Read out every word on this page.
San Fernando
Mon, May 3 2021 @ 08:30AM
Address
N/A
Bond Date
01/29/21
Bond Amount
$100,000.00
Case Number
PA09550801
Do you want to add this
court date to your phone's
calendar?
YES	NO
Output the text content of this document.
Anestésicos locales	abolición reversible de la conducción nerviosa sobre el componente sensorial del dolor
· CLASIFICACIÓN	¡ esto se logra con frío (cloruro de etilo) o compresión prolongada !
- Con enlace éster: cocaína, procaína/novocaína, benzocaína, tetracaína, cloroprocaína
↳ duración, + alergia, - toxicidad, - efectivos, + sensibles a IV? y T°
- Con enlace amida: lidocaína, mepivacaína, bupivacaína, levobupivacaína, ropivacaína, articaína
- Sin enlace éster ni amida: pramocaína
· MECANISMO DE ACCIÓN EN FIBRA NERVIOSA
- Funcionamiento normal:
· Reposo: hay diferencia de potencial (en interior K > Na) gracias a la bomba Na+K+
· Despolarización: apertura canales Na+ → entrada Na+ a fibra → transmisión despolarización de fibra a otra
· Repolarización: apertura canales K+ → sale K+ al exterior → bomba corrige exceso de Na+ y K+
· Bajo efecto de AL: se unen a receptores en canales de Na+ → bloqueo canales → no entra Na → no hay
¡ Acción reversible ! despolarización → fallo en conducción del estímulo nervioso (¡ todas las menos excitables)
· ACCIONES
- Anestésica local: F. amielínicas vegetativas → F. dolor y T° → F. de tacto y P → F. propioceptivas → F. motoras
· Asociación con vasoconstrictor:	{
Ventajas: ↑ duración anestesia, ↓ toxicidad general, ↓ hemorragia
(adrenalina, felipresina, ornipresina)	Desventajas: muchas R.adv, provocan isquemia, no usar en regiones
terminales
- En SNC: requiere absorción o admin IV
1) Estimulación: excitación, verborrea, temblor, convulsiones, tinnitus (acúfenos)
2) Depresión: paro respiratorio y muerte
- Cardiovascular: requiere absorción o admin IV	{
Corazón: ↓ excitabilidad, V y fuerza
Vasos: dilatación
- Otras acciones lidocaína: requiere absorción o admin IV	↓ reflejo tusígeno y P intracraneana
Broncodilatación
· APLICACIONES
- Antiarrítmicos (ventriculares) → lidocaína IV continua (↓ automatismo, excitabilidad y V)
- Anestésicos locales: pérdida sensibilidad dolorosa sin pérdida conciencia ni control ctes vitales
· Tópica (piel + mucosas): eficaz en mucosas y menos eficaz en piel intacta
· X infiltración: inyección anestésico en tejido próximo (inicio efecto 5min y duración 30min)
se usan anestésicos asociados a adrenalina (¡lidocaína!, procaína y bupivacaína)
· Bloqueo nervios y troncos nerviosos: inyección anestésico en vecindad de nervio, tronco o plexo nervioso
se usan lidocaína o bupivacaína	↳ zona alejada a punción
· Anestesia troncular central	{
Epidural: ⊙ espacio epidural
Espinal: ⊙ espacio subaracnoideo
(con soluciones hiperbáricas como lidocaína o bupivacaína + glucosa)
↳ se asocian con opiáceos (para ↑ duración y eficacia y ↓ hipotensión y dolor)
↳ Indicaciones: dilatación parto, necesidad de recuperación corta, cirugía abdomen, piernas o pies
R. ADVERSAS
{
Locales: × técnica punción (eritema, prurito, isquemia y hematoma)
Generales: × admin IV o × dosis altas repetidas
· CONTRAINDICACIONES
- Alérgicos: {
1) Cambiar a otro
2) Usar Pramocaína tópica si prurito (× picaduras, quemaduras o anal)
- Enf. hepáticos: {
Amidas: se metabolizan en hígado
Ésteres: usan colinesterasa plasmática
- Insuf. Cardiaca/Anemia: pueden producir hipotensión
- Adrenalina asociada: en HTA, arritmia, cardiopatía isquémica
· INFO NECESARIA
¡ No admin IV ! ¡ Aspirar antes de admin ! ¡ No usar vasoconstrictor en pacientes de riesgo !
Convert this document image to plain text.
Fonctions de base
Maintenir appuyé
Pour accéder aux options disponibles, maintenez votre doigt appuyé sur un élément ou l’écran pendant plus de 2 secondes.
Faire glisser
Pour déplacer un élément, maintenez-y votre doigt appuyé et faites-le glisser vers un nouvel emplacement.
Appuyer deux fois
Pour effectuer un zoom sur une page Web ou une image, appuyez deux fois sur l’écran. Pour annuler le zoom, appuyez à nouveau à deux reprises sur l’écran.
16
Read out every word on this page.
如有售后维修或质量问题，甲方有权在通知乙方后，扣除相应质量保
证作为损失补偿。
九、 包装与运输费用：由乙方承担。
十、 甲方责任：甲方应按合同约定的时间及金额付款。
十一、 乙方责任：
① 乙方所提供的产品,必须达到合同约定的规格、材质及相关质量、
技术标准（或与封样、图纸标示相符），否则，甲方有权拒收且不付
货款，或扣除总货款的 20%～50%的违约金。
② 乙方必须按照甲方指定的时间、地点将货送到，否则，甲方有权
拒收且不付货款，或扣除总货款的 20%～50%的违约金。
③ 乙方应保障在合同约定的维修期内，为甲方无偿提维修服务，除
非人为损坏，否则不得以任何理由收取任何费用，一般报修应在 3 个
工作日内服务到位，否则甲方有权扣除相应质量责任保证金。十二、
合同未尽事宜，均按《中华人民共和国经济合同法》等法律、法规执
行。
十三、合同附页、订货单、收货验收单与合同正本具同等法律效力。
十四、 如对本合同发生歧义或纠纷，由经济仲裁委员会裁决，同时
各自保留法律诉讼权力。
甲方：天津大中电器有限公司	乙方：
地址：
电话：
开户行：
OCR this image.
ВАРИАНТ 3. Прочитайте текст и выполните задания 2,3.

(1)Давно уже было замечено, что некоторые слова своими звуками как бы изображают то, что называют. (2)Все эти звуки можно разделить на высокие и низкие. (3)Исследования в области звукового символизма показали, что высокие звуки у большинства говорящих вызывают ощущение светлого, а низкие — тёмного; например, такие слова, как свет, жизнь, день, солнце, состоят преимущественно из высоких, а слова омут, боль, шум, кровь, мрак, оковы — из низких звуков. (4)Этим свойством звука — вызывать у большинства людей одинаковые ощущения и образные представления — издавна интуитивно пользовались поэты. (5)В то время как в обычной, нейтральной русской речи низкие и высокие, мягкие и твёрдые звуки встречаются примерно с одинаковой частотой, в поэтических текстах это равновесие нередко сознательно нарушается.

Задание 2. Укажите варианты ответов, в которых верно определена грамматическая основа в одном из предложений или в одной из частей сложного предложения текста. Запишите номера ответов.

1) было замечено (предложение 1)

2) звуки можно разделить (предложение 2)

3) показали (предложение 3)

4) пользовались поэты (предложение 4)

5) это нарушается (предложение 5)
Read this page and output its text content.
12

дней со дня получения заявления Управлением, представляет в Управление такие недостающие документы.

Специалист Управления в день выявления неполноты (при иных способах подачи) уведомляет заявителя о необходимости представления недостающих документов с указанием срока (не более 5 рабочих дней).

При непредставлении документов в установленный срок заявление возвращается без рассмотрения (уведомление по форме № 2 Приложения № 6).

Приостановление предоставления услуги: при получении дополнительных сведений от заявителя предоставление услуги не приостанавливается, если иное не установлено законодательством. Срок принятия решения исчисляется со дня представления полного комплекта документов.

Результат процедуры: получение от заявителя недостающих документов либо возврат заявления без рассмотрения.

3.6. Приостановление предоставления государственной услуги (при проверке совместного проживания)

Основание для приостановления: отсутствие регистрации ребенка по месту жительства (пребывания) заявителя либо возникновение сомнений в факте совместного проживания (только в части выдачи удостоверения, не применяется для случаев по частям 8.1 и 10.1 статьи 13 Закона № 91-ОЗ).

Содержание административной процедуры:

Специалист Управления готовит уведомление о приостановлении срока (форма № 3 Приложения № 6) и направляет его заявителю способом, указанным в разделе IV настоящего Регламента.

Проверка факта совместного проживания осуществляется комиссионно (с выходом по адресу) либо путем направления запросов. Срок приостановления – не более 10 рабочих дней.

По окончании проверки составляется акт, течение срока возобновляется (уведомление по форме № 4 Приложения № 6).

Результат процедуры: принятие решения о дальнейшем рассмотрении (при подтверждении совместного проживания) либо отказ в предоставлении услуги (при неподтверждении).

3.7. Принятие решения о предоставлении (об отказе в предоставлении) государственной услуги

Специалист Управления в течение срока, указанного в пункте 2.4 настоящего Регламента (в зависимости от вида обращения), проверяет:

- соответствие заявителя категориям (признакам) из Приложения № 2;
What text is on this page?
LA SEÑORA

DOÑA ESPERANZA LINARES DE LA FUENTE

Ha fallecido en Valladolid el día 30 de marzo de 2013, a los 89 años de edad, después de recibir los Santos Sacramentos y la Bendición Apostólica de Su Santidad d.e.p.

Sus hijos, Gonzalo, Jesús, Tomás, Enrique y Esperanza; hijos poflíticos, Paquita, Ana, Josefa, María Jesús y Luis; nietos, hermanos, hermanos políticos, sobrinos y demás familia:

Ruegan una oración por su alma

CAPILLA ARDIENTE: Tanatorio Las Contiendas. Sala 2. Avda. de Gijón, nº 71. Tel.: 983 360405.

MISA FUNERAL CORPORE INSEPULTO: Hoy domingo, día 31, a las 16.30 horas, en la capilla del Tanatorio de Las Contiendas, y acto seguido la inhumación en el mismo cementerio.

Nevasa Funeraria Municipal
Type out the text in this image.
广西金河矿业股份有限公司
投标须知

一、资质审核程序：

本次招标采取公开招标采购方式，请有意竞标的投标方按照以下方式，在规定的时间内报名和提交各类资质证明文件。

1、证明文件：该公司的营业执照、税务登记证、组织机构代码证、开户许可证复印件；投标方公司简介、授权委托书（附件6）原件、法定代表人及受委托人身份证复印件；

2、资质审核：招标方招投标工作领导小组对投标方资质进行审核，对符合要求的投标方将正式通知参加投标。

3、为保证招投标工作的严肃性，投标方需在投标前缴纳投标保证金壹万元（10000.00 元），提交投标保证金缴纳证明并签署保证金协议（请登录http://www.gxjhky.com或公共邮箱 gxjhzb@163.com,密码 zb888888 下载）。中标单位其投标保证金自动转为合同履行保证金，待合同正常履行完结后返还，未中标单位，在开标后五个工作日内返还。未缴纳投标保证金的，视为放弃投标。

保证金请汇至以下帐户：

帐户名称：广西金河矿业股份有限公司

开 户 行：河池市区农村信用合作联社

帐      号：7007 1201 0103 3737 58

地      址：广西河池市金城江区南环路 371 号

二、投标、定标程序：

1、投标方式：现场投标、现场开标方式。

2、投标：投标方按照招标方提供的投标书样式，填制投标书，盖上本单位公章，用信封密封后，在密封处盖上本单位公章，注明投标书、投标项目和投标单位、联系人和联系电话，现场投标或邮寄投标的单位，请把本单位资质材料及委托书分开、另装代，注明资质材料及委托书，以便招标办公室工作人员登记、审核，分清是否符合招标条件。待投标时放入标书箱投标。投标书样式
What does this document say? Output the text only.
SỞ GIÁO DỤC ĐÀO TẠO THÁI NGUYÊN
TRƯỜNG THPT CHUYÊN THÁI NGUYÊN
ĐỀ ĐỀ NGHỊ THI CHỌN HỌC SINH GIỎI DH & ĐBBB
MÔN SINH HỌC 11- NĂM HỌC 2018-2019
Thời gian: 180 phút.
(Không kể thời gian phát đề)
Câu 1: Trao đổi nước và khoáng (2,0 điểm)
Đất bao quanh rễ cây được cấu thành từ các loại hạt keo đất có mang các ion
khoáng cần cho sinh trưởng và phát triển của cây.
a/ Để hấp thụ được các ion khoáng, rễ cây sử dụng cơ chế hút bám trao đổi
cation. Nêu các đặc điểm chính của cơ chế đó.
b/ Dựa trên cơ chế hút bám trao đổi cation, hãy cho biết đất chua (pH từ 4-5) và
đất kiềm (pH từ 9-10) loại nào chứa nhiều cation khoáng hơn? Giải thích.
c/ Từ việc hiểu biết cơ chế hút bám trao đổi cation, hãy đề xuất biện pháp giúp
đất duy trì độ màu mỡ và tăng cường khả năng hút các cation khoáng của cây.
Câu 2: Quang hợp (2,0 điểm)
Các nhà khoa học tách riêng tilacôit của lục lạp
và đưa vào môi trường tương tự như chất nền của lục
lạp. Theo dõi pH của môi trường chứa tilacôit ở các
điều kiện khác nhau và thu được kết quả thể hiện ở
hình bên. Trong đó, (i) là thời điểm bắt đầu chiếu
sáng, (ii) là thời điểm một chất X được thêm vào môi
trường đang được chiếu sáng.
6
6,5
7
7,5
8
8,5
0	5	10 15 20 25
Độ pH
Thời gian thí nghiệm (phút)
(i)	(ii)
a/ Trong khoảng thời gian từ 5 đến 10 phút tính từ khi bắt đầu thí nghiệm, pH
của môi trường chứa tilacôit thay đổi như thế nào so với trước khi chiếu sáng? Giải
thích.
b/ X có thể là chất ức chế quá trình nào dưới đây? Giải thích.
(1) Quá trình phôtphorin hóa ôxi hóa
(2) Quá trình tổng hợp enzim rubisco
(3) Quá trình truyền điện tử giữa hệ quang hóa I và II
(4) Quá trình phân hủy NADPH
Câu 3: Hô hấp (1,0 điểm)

**Task brief:**
Provide only the number of lines in the entries that hold the word "Результат".

**Answer to the problem:**
2